Short exercise: Could you write out the records below exactly as they appear, leaving out any pictures?

Materials provided:
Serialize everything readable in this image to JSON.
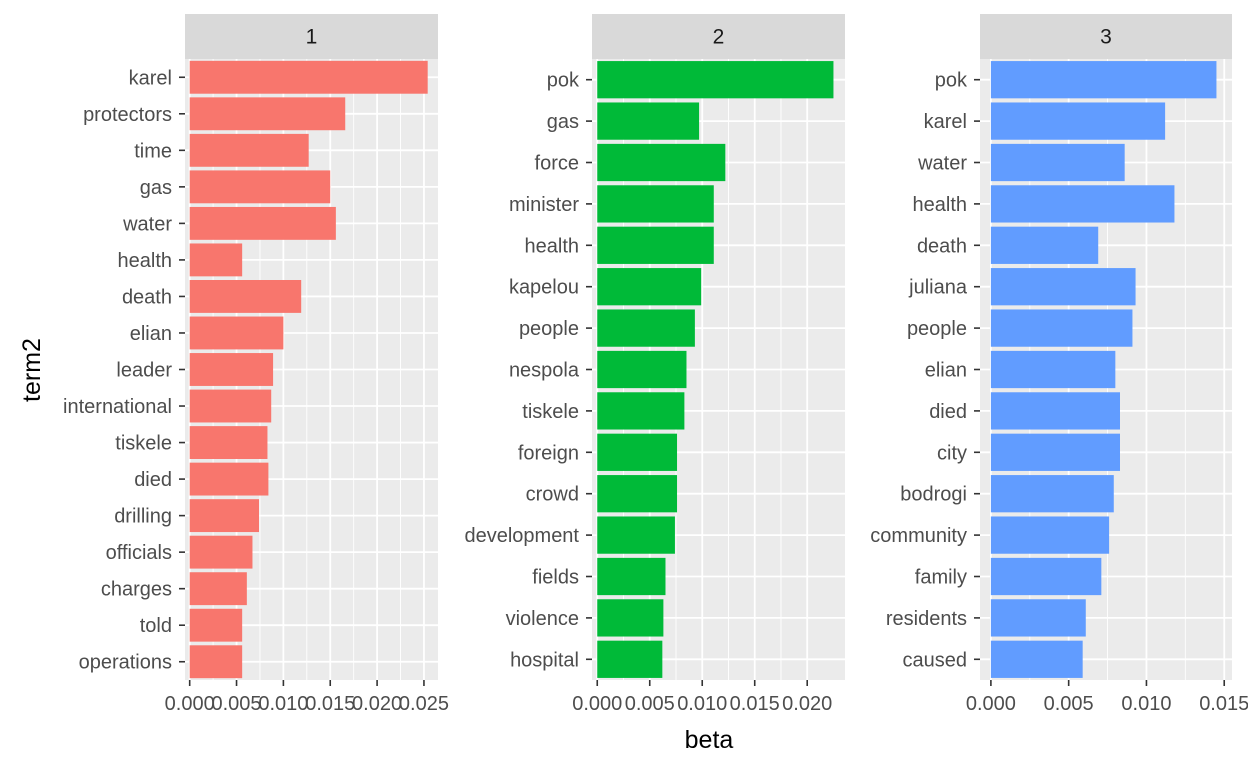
{
  "chart_data": {
    "type": "bar",
    "orientation": "horizontal",
    "faceted": true,
    "xlabel": "beta",
    "ylabel": "term2",
    "grid": true,
    "legend": "none",
    "panels": [
      {
        "strip": "1",
        "color": "#F8766D",
        "xlim": [
          -0.0005,
          0.0265
        ],
        "x_ticks": [
          0,
          0.005,
          0.01,
          0.015,
          0.02,
          0.025
        ],
        "x_tick_labels": [
          "0.000",
          "0.005",
          "0.010",
          "0.015",
          "0.020",
          "0.025"
        ],
        "terms": [
          "karel",
          "protectors",
          "time",
          "gas",
          "water",
          "health",
          "death",
          "elian",
          "leader",
          "international",
          "tiskele",
          "died",
          "drilling",
          "officials",
          "charges",
          "told",
          "operations"
        ],
        "values": [
          0.0254,
          0.0166,
          0.0127,
          0.015,
          0.0156,
          0.0056,
          0.0119,
          0.01,
          0.0089,
          0.0087,
          0.0083,
          0.0084,
          0.0074,
          0.0067,
          0.0061,
          0.0056,
          0.0056
        ]
      },
      {
        "strip": "2",
        "color": "#00BA38",
        "xlim": [
          -0.0005,
          0.0236
        ],
        "x_ticks": [
          0,
          0.005,
          0.01,
          0.015,
          0.02
        ],
        "x_tick_labels": [
          "0.000",
          "0.005",
          "0.010",
          "0.015",
          "0.020"
        ],
        "terms": [
          "pok",
          "gas",
          "force",
          "minister",
          "health",
          "kapelou",
          "people",
          "nespola",
          "tiskele",
          "foreign",
          "crowd",
          "development",
          "fields",
          "violence",
          "hospital"
        ],
        "values": [
          0.0225,
          0.0097,
          0.0122,
          0.0111,
          0.0111,
          0.0099,
          0.0093,
          0.0085,
          0.0083,
          0.0076,
          0.0076,
          0.0074,
          0.0065,
          0.0063,
          0.0062
        ]
      },
      {
        "strip": "3",
        "color": "#619CFF",
        "xlim": [
          -0.0007,
          0.0155
        ],
        "x_ticks": [
          0,
          0.005,
          0.01,
          0.015
        ],
        "x_tick_labels": [
          "0.000",
          "0.005",
          "0.010",
          "0.015"
        ],
        "terms": [
          "pok",
          "karel",
          "water",
          "health",
          "death",
          "juliana",
          "people",
          "elian",
          "died",
          "city",
          "bodrogi",
          "community",
          "family",
          "residents",
          "caused"
        ],
        "values": [
          0.0145,
          0.0112,
          0.0086,
          0.0118,
          0.0069,
          0.0093,
          0.0091,
          0.008,
          0.0083,
          0.0083,
          0.0079,
          0.0076,
          0.0071,
          0.0061,
          0.0059
        ]
      }
    ]
  }
}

Answer to this exercise:
Serialize everything readable in this image to JSON.
{
  "chart_data": {
    "type": "bar",
    "orientation": "horizontal",
    "faceted": true,
    "xlabel": "beta",
    "ylabel": "term2",
    "grid": true,
    "legend": "none",
    "panels": [
      {
        "strip": "1",
        "color": "#F8766D",
        "xlim": [
          -0.0005,
          0.0265
        ],
        "x_ticks": [
          0,
          0.005,
          0.01,
          0.015,
          0.02,
          0.025
        ],
        "x_tick_labels": [
          "0.000",
          "0.005",
          "0.010",
          "0.015",
          "0.020",
          "0.025"
        ],
        "terms": [
          "karel",
          "protectors",
          "time",
          "gas",
          "water",
          "health",
          "death",
          "elian",
          "leader",
          "international",
          "tiskele",
          "died",
          "drilling",
          "officials",
          "charges",
          "told",
          "operations"
        ],
        "values": [
          0.0254,
          0.0166,
          0.0127,
          0.015,
          0.0156,
          0.0056,
          0.0119,
          0.01,
          0.0089,
          0.0087,
          0.0083,
          0.0084,
          0.0074,
          0.0067,
          0.0061,
          0.0056,
          0.0056
        ]
      },
      {
        "strip": "2",
        "color": "#00BA38",
        "xlim": [
          -0.0005,
          0.0236
        ],
        "x_ticks": [
          0,
          0.005,
          0.01,
          0.015,
          0.02
        ],
        "x_tick_labels": [
          "0.000",
          "0.005",
          "0.010",
          "0.015",
          "0.020"
        ],
        "terms": [
          "pok",
          "gas",
          "force",
          "minister",
          "health",
          "kapelou",
          "people",
          "nespola",
          "tiskele",
          "foreign",
          "crowd",
          "development",
          "fields",
          "violence",
          "hospital"
        ],
        "values": [
          0.0225,
          0.0097,
          0.0122,
          0.0111,
          0.0111,
          0.0099,
          0.0093,
          0.0085,
          0.0083,
          0.0076,
          0.0076,
          0.0074,
          0.0065,
          0.0063,
          0.0062
        ]
      },
      {
        "strip": "3",
        "color": "#619CFF",
        "xlim": [
          -0.0007,
          0.0155
        ],
        "x_ticks": [
          0,
          0.005,
          0.01,
          0.015
        ],
        "x_tick_labels": [
          "0.000",
          "0.005",
          "0.010",
          "0.015"
        ],
        "terms": [
          "pok",
          "karel",
          "water",
          "health",
          "death",
          "juliana",
          "people",
          "elian",
          "died",
          "city",
          "bodrogi",
          "community",
          "family",
          "residents",
          "caused"
        ],
        "values": [
          0.0145,
          0.0112,
          0.0086,
          0.0118,
          0.0069,
          0.0093,
          0.0091,
          0.008,
          0.0083,
          0.0083,
          0.0079,
          0.0076,
          0.0071,
          0.0061,
          0.0059
        ]
      }
    ]
  }
}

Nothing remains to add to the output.